Exercise objective ::
Copy all the entries word for word, but omit the pictures.

━━━

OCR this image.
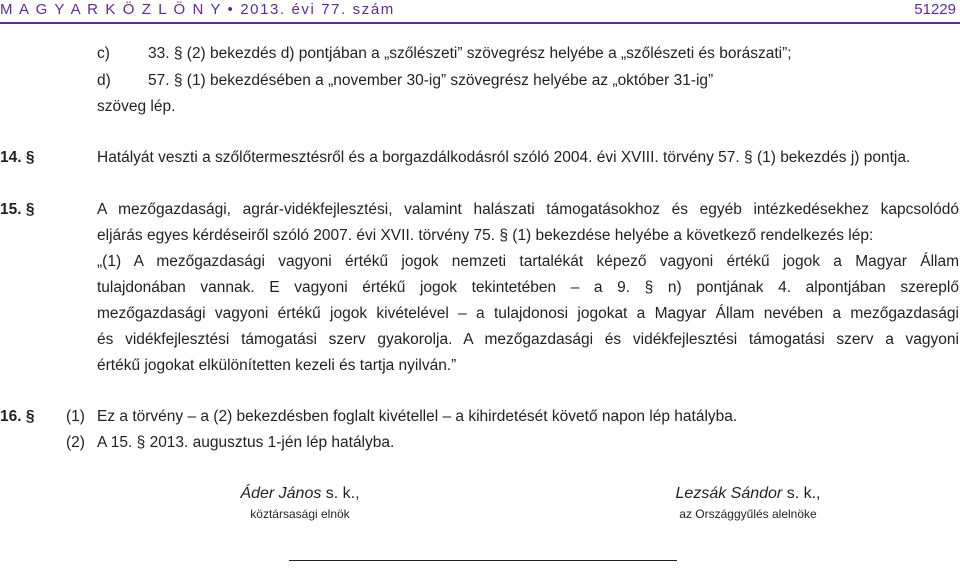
M A G Y A R K Ö Z L Ö N Y • 2013. évi 77. szám	51229
c) 33. § (2) bekezdés d) pontjában a „szőlészeti” szövegrész helyébe a „szőlészeti és borászati”;
d) 57. § (1) bekezdésében a „november 30-ig” szövegrész helyébe az „október 31-ig”
szöveg lép.
14. §	Hatályát veszti a szőlőtermesztésről és a borgazdálkodásról szóló 2004. évi XVIII. törvény 57. § (1) bekezdés j) pontja.
15. §	A mezőgazdasági, agrár-vidékfejlesztési, valamint halászati támogatásokhoz és egyéb intézkedésekhez kapcsolódó
eljárás egyes kérdéseiről szóló 2007. évi XVII. törvény 75. § (1) bekezdése helyébe a következő rendelkezés lép:
„(1) A mezőgazdasági vagyoni értékű jogok nemzeti tartalékát képező vagyoni értékű jogok a Magyar Állam
tulajdonában vannak. E vagyoni értékű jogok tekintetében – a 9. § n) pontjának 4. alpontjában szereplő
mezőgazdasági vagyoni értékű jogok kivételével – a tulajdonosi jogokat a Magyar Állam nevében a mezőgazdasági
és vidékfejlesztési támogatási szerv gyakorolja. A mezőgazdasági és vidékfejlesztési támogatási szerv a vagyoni
értékű jogokat elkülönítetten kezeli és tartja nyilván.”
16. § (1) Ez a törvény – a (2) bekezdésben foglalt kivétellel – a kihirdetését követő napon lép hatályba.
(2) A 15. § 2013. augusztus 1-jén lép hatályba.
Áder János s. k.,
köztársasági elnök
Lezsák Sándor s. k.,
az Országgyűlés alelnöke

━━━

Written answer ::
OCR this image.
M A G Y A R K Ö Z L Ö N Y • 2013. évi 77. szám	51229
c) 33. § (2) bekezdés d) pontjában a „szőlészeti” szövegrész helyébe a „szőlészeti és borászati”;
d) 57. § (1) bekezdésében a „november 30-ig” szövegrész helyébe az „október 31-ig”
szöveg lép.
14. §	Hatályát veszti a szőlőtermesztésről és a borgazdálkodásról szóló 2004. évi XVIII. törvény 57. § (1) bekezdés j) pontja.
15. §	A mezőgazdasági, agrár-vidékfejlesztési, valamint halászati támogatásokhoz és egyéb intézkedésekhez kapcsolódó
eljárás egyes kérdéseiről szóló 2007. évi XVII. törvény 75. § (1) bekezdése helyébe a következő rendelkezés lép:
„(1) A mezőgazdasági vagyoni értékű jogok nemzeti tartalékát képező vagyoni értékű jogok a Magyar Állam
tulajdonában vannak. E vagyoni értékű jogok tekintetében – a 9. § n) pontjának 4. alpontjában szereplő
mezőgazdasági vagyoni értékű jogok kivételével – a tulajdonosi jogokat a Magyar Állam nevében a mezőgazdasági
és vidékfejlesztési támogatási szerv gyakorolja. A mezőgazdasági és vidékfejlesztési támogatási szerv a vagyoni
értékű jogokat elkülönítetten kezeli és tartja nyilván.”
16. § (1) Ez a törvény – a (2) bekezdésben foglalt kivétellel – a kihirdetését követő napon lép hatályba.
(2) A 15. § 2013. augusztus 1-jén lép hatályba.
Áder János s. k.,
köztársasági elnök
Lezsák Sándor s. k.,
az Országgyűlés alelnöke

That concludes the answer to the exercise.